(Instructions for the task): Reproduce the records exactly.

Collected data
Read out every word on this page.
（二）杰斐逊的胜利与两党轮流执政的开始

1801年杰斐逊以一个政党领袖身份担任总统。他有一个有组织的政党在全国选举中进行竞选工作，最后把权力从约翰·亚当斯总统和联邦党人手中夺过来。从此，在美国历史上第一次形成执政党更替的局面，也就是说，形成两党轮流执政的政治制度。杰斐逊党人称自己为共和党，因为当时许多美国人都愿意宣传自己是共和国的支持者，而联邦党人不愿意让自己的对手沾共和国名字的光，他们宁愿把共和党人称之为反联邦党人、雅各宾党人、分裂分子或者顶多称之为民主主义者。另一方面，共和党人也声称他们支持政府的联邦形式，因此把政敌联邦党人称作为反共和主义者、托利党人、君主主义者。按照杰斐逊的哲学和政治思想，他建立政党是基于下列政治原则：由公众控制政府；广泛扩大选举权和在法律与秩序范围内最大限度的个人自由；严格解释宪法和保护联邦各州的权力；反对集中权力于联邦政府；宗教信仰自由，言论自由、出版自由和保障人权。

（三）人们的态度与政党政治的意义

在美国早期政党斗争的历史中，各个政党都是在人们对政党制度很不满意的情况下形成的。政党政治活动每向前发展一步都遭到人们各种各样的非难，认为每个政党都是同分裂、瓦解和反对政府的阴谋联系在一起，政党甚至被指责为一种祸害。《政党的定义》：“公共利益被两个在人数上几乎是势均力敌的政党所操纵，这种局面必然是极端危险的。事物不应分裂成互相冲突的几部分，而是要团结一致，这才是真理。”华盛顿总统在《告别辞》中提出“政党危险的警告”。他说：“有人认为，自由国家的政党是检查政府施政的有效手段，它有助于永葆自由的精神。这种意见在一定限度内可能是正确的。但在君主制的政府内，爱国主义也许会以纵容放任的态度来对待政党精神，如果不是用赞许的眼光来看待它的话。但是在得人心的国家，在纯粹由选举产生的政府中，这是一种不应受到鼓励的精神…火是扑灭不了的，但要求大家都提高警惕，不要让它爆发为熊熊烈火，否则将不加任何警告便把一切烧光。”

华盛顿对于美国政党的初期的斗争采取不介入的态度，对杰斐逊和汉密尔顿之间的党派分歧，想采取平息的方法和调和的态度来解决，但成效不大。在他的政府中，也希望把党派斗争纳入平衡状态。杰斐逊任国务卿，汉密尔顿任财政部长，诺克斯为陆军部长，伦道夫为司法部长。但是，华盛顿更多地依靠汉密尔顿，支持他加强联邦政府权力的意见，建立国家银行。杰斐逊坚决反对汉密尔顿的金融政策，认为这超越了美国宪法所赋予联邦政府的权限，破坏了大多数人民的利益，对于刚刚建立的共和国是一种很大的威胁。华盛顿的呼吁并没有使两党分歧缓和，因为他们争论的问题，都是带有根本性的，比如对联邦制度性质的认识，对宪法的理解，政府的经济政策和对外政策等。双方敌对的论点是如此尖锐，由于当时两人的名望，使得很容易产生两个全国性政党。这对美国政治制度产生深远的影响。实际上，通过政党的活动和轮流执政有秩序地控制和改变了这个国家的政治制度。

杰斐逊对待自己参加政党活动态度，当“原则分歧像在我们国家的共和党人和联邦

(Full solution):
Read out every word on this page.
（二）杰斐逊的胜利与两党轮流执政的开始

1801年杰斐逊以一个政党领袖身份担任总统。他有一个有组织的政党在全国选举中进行竞选工作，最后把权力从约翰·亚当斯总统和联邦党人手中夺过来。从此，在美国历史上第一次形成执政党更替的局面，也就是说，形成两党轮流执政的政治制度。杰斐逊党人称自己为共和党，因为当时许多美国人都愿意宣传自己是共和国的支持者，而联邦党人不愿意让自己的对手沾共和国名字的光，他们宁愿把共和党人称之为反联邦党人、雅各宾党人、分裂分子或者顶多称之为民主主义者。另一方面，共和党人也声称他们支持政府的联邦形式，因此把政敌联邦党人称作为反共和主义者、托利党人、君主主义者。按照杰斐逊的哲学和政治思想，他建立政党是基于下列政治原则：由公众控制政府；广泛扩大选举权和在法律与秩序范围内最大限度的个人自由；严格解释宪法和保护联邦各州的权力；反对集中权力于联邦政府；宗教信仰自由，言论自由、出版自由和保障人权。

（三）人们的态度与政党政治的意义

在美国早期政党斗争的历史中，各个政党都是在人们对政党制度很不满意的情况下形成的。政党政治活动每向前发展一步都遭到人们各种各样的非难，认为每个政党都是同分裂、瓦解和反对政府的阴谋联系在一起，政党甚至被指责为一种祸害。《政党的定义》：“公共利益被两个在人数上几乎是势均力敌的政党所操纵，这种局面必然是极端危险的。事物不应分裂成互相冲突的几部分，而是要团结一致，这才是真理。”华盛顿总统在《告别辞》中提出“政党危险的警告”。他说：“有人认为，自由国家的政党是检查政府施政的有效手段，它有助于永葆自由的精神。这种意见在一定限度内可能是正确的。但在君主制的政府内，爱国主义也许会以纵容放任的态度来对待政党精神，如果不是用赞许的眼光来看待它的话。但是在得人心的国家，在纯粹由选举产生的政府中，这是一种不应受到鼓励的精神…火是扑灭不了的，但要求大家都提高警惕，不要让它爆发为熊熊烈火，否则将不加任何警告便把一切烧光。”

华盛顿对于美国政党的初期的斗争采取不介入的态度，对杰斐逊和汉密尔顿之间的党派分歧，想采取平息的方法和调和的态度来解决，但成效不大。在他的政府中，也希望把党派斗争纳入平衡状态。杰斐逊任国务卿，汉密尔顿任财政部长，诺克斯为陆军部长，伦道夫为司法部长。但是，华盛顿更多地依靠汉密尔顿，支持他加强联邦政府权力的意见，建立国家银行。杰斐逊坚决反对汉密尔顿的金融政策，认为这超越了美国宪法所赋予联邦政府的权限，破坏了大多数人民的利益，对于刚刚建立的共和国是一种很大的威胁。华盛顿的呼吁并没有使两党分歧缓和，因为他们争论的问题，都是带有根本性的，比如对联邦制度性质的认识，对宪法的理解，政府的经济政策和对外政策等。双方敌对的论点是如此尖锐，由于当时两人的名望，使得很容易产生两个全国性政党。这对美国政治制度产生深远的影响。实际上，通过政党的活动和轮流执政有秩序地控制和改变了这个国家的政治制度。

杰斐逊对待自己参加政党活动态度，当“原则分歧像在我们国家的共和党人和联邦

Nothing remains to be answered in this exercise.